• DATASET EXCERPTS:
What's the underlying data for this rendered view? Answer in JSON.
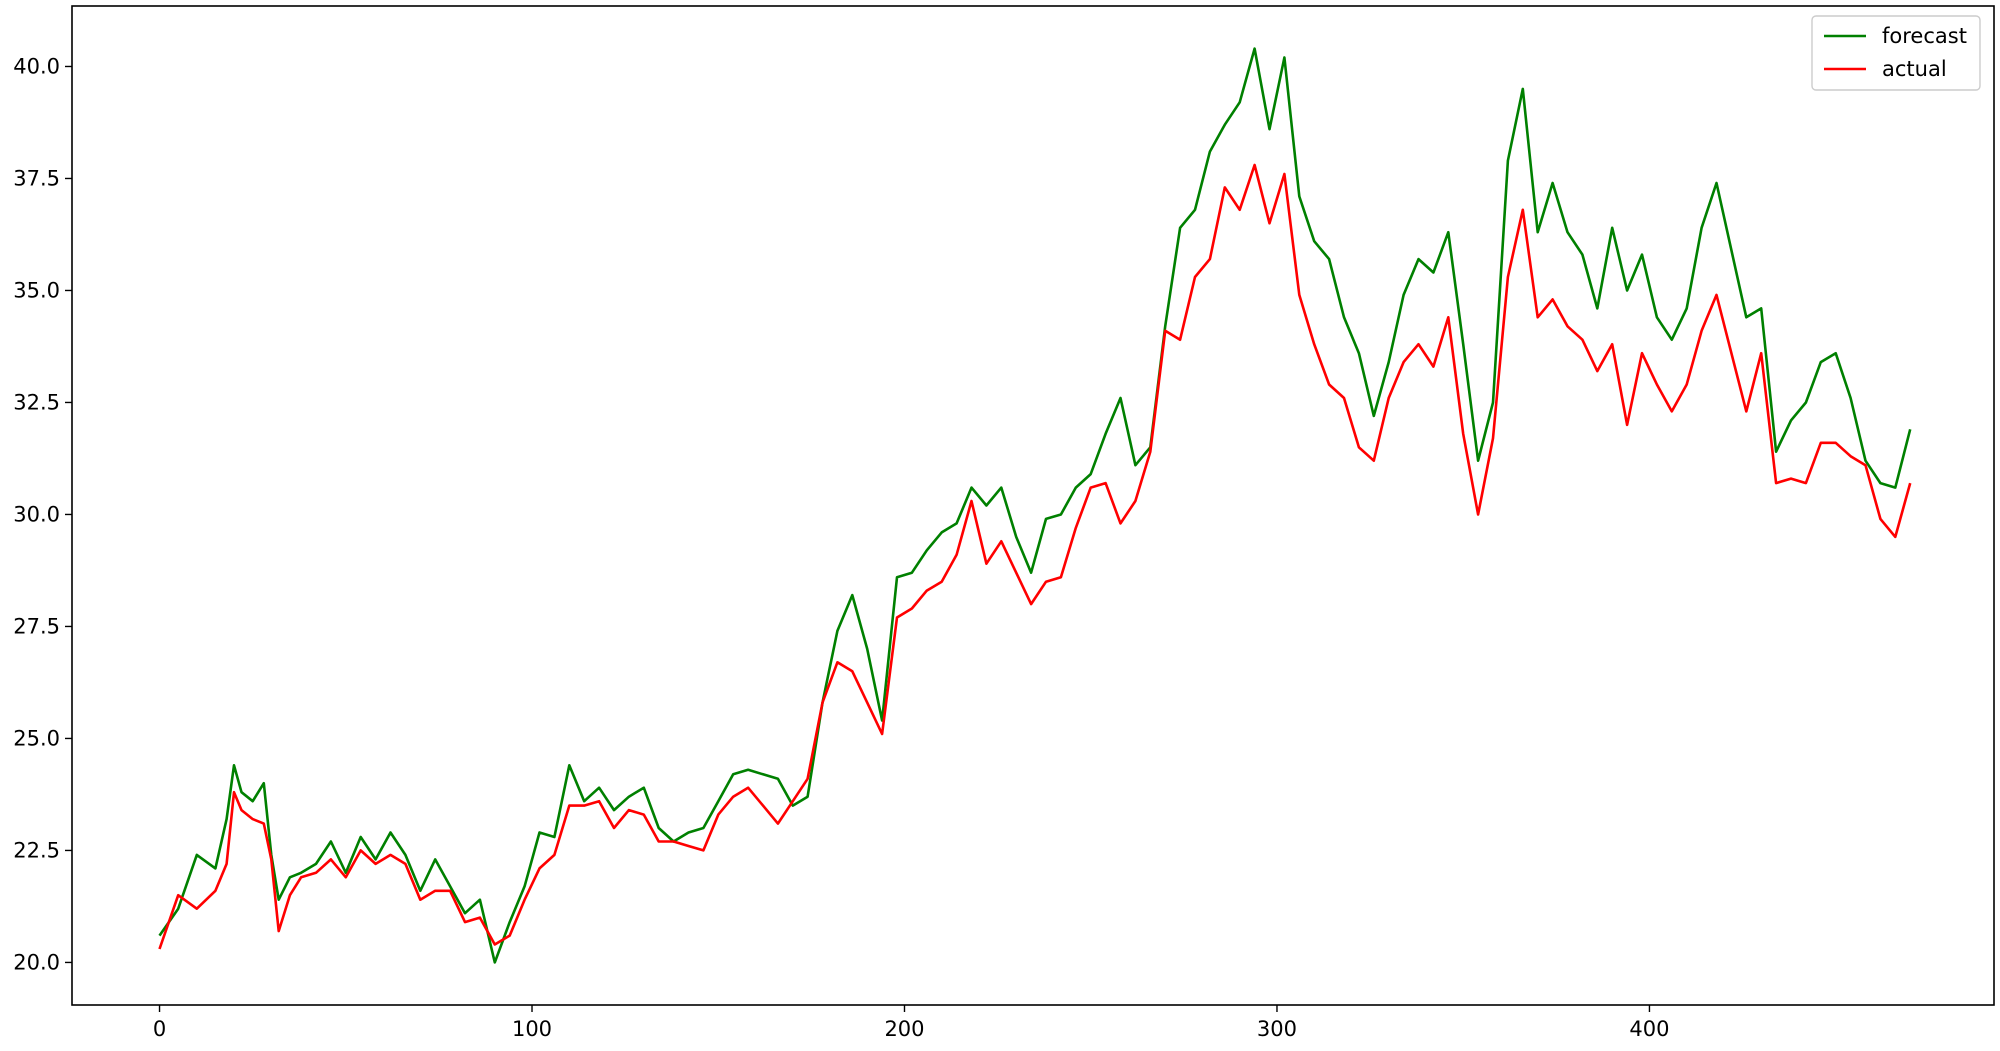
{
  "chart_data": {
    "type": "line",
    "title": "",
    "xlabel": "",
    "ylabel": "",
    "xlim": [
      -23.5,
      492.5
    ],
    "ylim": [
      19.05,
      41.35
    ],
    "grid": false,
    "legend_position": "top-right",
    "x_ticks": [
      0,
      100,
      200,
      300,
      400
    ],
    "x_tick_labels": [
      "0",
      "100",
      "200",
      "300",
      "400"
    ],
    "y_ticks": [
      20.0,
      22.5,
      25.0,
      27.5,
      30.0,
      32.5,
      35.0,
      37.5,
      40.0
    ],
    "y_tick_labels": [
      "20.0",
      "22.5",
      "25.0",
      "27.5",
      "30.0",
      "32.5",
      "35.0",
      "37.5",
      "40.0"
    ],
    "legend": [
      "forecast",
      "actual"
    ],
    "series": [
      {
        "name": "forecast",
        "color": "#008000",
        "x": [
          0,
          5,
          10,
          15,
          18,
          20,
          22,
          25,
          28,
          30,
          32,
          35,
          38,
          42,
          46,
          50,
          54,
          58,
          62,
          66,
          70,
          74,
          78,
          82,
          86,
          90,
          94,
          98,
          102,
          106,
          110,
          114,
          118,
          122,
          126,
          130,
          134,
          138,
          142,
          146,
          150,
          154,
          158,
          162,
          166,
          170,
          174,
          178,
          182,
          186,
          190,
          194,
          198,
          202,
          206,
          210,
          214,
          218,
          222,
          226,
          230,
          234,
          238,
          242,
          246,
          250,
          254,
          258,
          262,
          266,
          270,
          274,
          278,
          282,
          286,
          290,
          294,
          298,
          302,
          306,
          310,
          314,
          318,
          322,
          326,
          330,
          334,
          338,
          342,
          346,
          350,
          354,
          358,
          362,
          366,
          370,
          374,
          378,
          382,
          386,
          390,
          394,
          398,
          402,
          406,
          410,
          414,
          418,
          422,
          426,
          430,
          434,
          438,
          442,
          446,
          450,
          454,
          458,
          462,
          466,
          470
        ],
        "y": [
          20.6,
          21.2,
          22.4,
          22.1,
          23.2,
          24.4,
          23.8,
          23.6,
          24.0,
          22.4,
          21.4,
          21.9,
          22.0,
          22.2,
          22.7,
          22.0,
          22.8,
          22.3,
          22.9,
          22.4,
          21.6,
          22.3,
          21.7,
          21.1,
          21.4,
          20.0,
          20.9,
          21.7,
          22.9,
          22.8,
          24.4,
          23.6,
          23.9,
          23.4,
          23.7,
          23.9,
          23.0,
          22.7,
          22.9,
          23.0,
          23.6,
          24.2,
          24.3,
          24.2,
          24.1,
          23.5,
          23.7,
          25.8,
          27.4,
          28.2,
          27.0,
          25.4,
          28.6,
          28.7,
          29.2,
          29.6,
          29.8,
          30.6,
          30.2,
          30.6,
          29.5,
          28.7,
          29.9,
          30.0,
          30.6,
          30.9,
          31.8,
          32.6,
          31.1,
          31.5,
          34.2,
          36.4,
          36.8,
          38.1,
          38.7,
          39.2,
          40.4,
          38.6,
          40.2,
          37.1,
          36.1,
          35.7,
          34.4,
          33.6,
          32.2,
          33.4,
          34.9,
          35.7,
          35.4,
          36.3,
          33.8,
          31.2,
          32.5,
          37.9,
          39.5,
          36.3,
          37.4,
          36.3,
          35.8,
          34.6,
          36.4,
          35.0,
          35.8,
          34.4,
          33.9,
          34.6,
          36.4,
          37.4,
          35.9,
          34.4,
          34.6,
          31.4,
          32.1,
          32.5,
          33.4,
          33.6,
          32.6,
          31.2,
          30.7,
          30.6,
          31.9
        ]
      },
      {
        "name": "actual",
        "color": "#ff0000",
        "x": [
          0,
          5,
          10,
          15,
          18,
          20,
          22,
          25,
          28,
          30,
          32,
          35,
          38,
          42,
          46,
          50,
          54,
          58,
          62,
          66,
          70,
          74,
          78,
          82,
          86,
          90,
          94,
          98,
          102,
          106,
          110,
          114,
          118,
          122,
          126,
          130,
          134,
          138,
          142,
          146,
          150,
          154,
          158,
          162,
          166,
          170,
          174,
          178,
          182,
          186,
          190,
          194,
          198,
          202,
          206,
          210,
          214,
          218,
          222,
          226,
          230,
          234,
          238,
          242,
          246,
          250,
          254,
          258,
          262,
          266,
          270,
          274,
          278,
          282,
          286,
          290,
          294,
          298,
          302,
          306,
          310,
          314,
          318,
          322,
          326,
          330,
          334,
          338,
          342,
          346,
          350,
          354,
          358,
          362,
          366,
          370,
          374,
          378,
          382,
          386,
          390,
          394,
          398,
          402,
          406,
          410,
          414,
          418,
          422,
          426,
          430,
          434,
          438,
          442,
          446,
          450,
          454,
          458,
          462,
          466,
          470
        ],
        "y": [
          20.3,
          21.5,
          21.2,
          21.6,
          22.2,
          23.8,
          23.4,
          23.2,
          23.1,
          22.3,
          20.7,
          21.5,
          21.9,
          22.0,
          22.3,
          21.9,
          22.5,
          22.2,
          22.4,
          22.2,
          21.4,
          21.6,
          21.6,
          20.9,
          21.0,
          20.4,
          20.6,
          21.4,
          22.1,
          22.4,
          23.5,
          23.5,
          23.6,
          23.0,
          23.4,
          23.3,
          22.7,
          22.7,
          22.6,
          22.5,
          23.3,
          23.7,
          23.9,
          23.5,
          23.1,
          23.6,
          24.1,
          25.8,
          26.7,
          26.5,
          25.8,
          25.1,
          27.7,
          27.9,
          28.3,
          28.5,
          29.1,
          30.3,
          28.9,
          29.4,
          28.7,
          28.0,
          28.5,
          28.6,
          29.7,
          30.6,
          30.7,
          29.8,
          30.3,
          31.4,
          34.1,
          33.9,
          35.3,
          35.7,
          37.3,
          36.8,
          37.8,
          36.5,
          37.6,
          34.9,
          33.8,
          32.9,
          32.6,
          31.5,
          31.2,
          32.6,
          33.4,
          33.8,
          33.3,
          34.4,
          31.8,
          30.0,
          31.7,
          35.3,
          36.8,
          34.4,
          34.8,
          34.2,
          33.9,
          33.2,
          33.8,
          32.0,
          33.6,
          32.9,
          32.3,
          32.9,
          34.1,
          34.9,
          33.6,
          32.3,
          33.6,
          30.7,
          30.8,
          30.7,
          31.6,
          31.6,
          31.3,
          31.1,
          29.9,
          29.5,
          30.7
        ]
      }
    ]
  }
}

• EXERCISE TASK:
Transcribe every record above exactly, leaving out the pictures.

• TASK OUTPUT:
What's the underlying data for this rendered view? Answer in JSON.
{
  "chart_data": {
    "type": "line",
    "title": "",
    "xlabel": "",
    "ylabel": "",
    "xlim": [
      -23.5,
      492.5
    ],
    "ylim": [
      19.05,
      41.35
    ],
    "grid": false,
    "legend_position": "top-right",
    "x_ticks": [
      0,
      100,
      200,
      300,
      400
    ],
    "x_tick_labels": [
      "0",
      "100",
      "200",
      "300",
      "400"
    ],
    "y_ticks": [
      20.0,
      22.5,
      25.0,
      27.5,
      30.0,
      32.5,
      35.0,
      37.5,
      40.0
    ],
    "y_tick_labels": [
      "20.0",
      "22.5",
      "25.0",
      "27.5",
      "30.0",
      "32.5",
      "35.0",
      "37.5",
      "40.0"
    ],
    "legend": [
      "forecast",
      "actual"
    ],
    "series": [
      {
        "name": "forecast",
        "color": "#008000",
        "x": [
          0,
          5,
          10,
          15,
          18,
          20,
          22,
          25,
          28,
          30,
          32,
          35,
          38,
          42,
          46,
          50,
          54,
          58,
          62,
          66,
          70,
          74,
          78,
          82,
          86,
          90,
          94,
          98,
          102,
          106,
          110,
          114,
          118,
          122,
          126,
          130,
          134,
          138,
          142,
          146,
          150,
          154,
          158,
          162,
          166,
          170,
          174,
          178,
          182,
          186,
          190,
          194,
          198,
          202,
          206,
          210,
          214,
          218,
          222,
          226,
          230,
          234,
          238,
          242,
          246,
          250,
          254,
          258,
          262,
          266,
          270,
          274,
          278,
          282,
          286,
          290,
          294,
          298,
          302,
          306,
          310,
          314,
          318,
          322,
          326,
          330,
          334,
          338,
          342,
          346,
          350,
          354,
          358,
          362,
          366,
          370,
          374,
          378,
          382,
          386,
          390,
          394,
          398,
          402,
          406,
          410,
          414,
          418,
          422,
          426,
          430,
          434,
          438,
          442,
          446,
          450,
          454,
          458,
          462,
          466,
          470
        ],
        "y": [
          20.6,
          21.2,
          22.4,
          22.1,
          23.2,
          24.4,
          23.8,
          23.6,
          24.0,
          22.4,
          21.4,
          21.9,
          22.0,
          22.2,
          22.7,
          22.0,
          22.8,
          22.3,
          22.9,
          22.4,
          21.6,
          22.3,
          21.7,
          21.1,
          21.4,
          20.0,
          20.9,
          21.7,
          22.9,
          22.8,
          24.4,
          23.6,
          23.9,
          23.4,
          23.7,
          23.9,
          23.0,
          22.7,
          22.9,
          23.0,
          23.6,
          24.2,
          24.3,
          24.2,
          24.1,
          23.5,
          23.7,
          25.8,
          27.4,
          28.2,
          27.0,
          25.4,
          28.6,
          28.7,
          29.2,
          29.6,
          29.8,
          30.6,
          30.2,
          30.6,
          29.5,
          28.7,
          29.9,
          30.0,
          30.6,
          30.9,
          31.8,
          32.6,
          31.1,
          31.5,
          34.2,
          36.4,
          36.8,
          38.1,
          38.7,
          39.2,
          40.4,
          38.6,
          40.2,
          37.1,
          36.1,
          35.7,
          34.4,
          33.6,
          32.2,
          33.4,
          34.9,
          35.7,
          35.4,
          36.3,
          33.8,
          31.2,
          32.5,
          37.9,
          39.5,
          36.3,
          37.4,
          36.3,
          35.8,
          34.6,
          36.4,
          35.0,
          35.8,
          34.4,
          33.9,
          34.6,
          36.4,
          37.4,
          35.9,
          34.4,
          34.6,
          31.4,
          32.1,
          32.5,
          33.4,
          33.6,
          32.6,
          31.2,
          30.7,
          30.6,
          31.9
        ]
      },
      {
        "name": "actual",
        "color": "#ff0000",
        "x": [
          0,
          5,
          10,
          15,
          18,
          20,
          22,
          25,
          28,
          30,
          32,
          35,
          38,
          42,
          46,
          50,
          54,
          58,
          62,
          66,
          70,
          74,
          78,
          82,
          86,
          90,
          94,
          98,
          102,
          106,
          110,
          114,
          118,
          122,
          126,
          130,
          134,
          138,
          142,
          146,
          150,
          154,
          158,
          162,
          166,
          170,
          174,
          178,
          182,
          186,
          190,
          194,
          198,
          202,
          206,
          210,
          214,
          218,
          222,
          226,
          230,
          234,
          238,
          242,
          246,
          250,
          254,
          258,
          262,
          266,
          270,
          274,
          278,
          282,
          286,
          290,
          294,
          298,
          302,
          306,
          310,
          314,
          318,
          322,
          326,
          330,
          334,
          338,
          342,
          346,
          350,
          354,
          358,
          362,
          366,
          370,
          374,
          378,
          382,
          386,
          390,
          394,
          398,
          402,
          406,
          410,
          414,
          418,
          422,
          426,
          430,
          434,
          438,
          442,
          446,
          450,
          454,
          458,
          462,
          466,
          470
        ],
        "y": [
          20.3,
          21.5,
          21.2,
          21.6,
          22.2,
          23.8,
          23.4,
          23.2,
          23.1,
          22.3,
          20.7,
          21.5,
          21.9,
          22.0,
          22.3,
          21.9,
          22.5,
          22.2,
          22.4,
          22.2,
          21.4,
          21.6,
          21.6,
          20.9,
          21.0,
          20.4,
          20.6,
          21.4,
          22.1,
          22.4,
          23.5,
          23.5,
          23.6,
          23.0,
          23.4,
          23.3,
          22.7,
          22.7,
          22.6,
          22.5,
          23.3,
          23.7,
          23.9,
          23.5,
          23.1,
          23.6,
          24.1,
          25.8,
          26.7,
          26.5,
          25.8,
          25.1,
          27.7,
          27.9,
          28.3,
          28.5,
          29.1,
          30.3,
          28.9,
          29.4,
          28.7,
          28.0,
          28.5,
          28.6,
          29.7,
          30.6,
          30.7,
          29.8,
          30.3,
          31.4,
          34.1,
          33.9,
          35.3,
          35.7,
          37.3,
          36.8,
          37.8,
          36.5,
          37.6,
          34.9,
          33.8,
          32.9,
          32.6,
          31.5,
          31.2,
          32.6,
          33.4,
          33.8,
          33.3,
          34.4,
          31.8,
          30.0,
          31.7,
          35.3,
          36.8,
          34.4,
          34.8,
          34.2,
          33.9,
          33.2,
          33.8,
          32.0,
          33.6,
          32.9,
          32.3,
          32.9,
          34.1,
          34.9,
          33.6,
          32.3,
          33.6,
          30.7,
          30.8,
          30.7,
          31.6,
          31.6,
          31.3,
          31.1,
          29.9,
          29.5,
          30.7
        ]
      }
    ]
  }
}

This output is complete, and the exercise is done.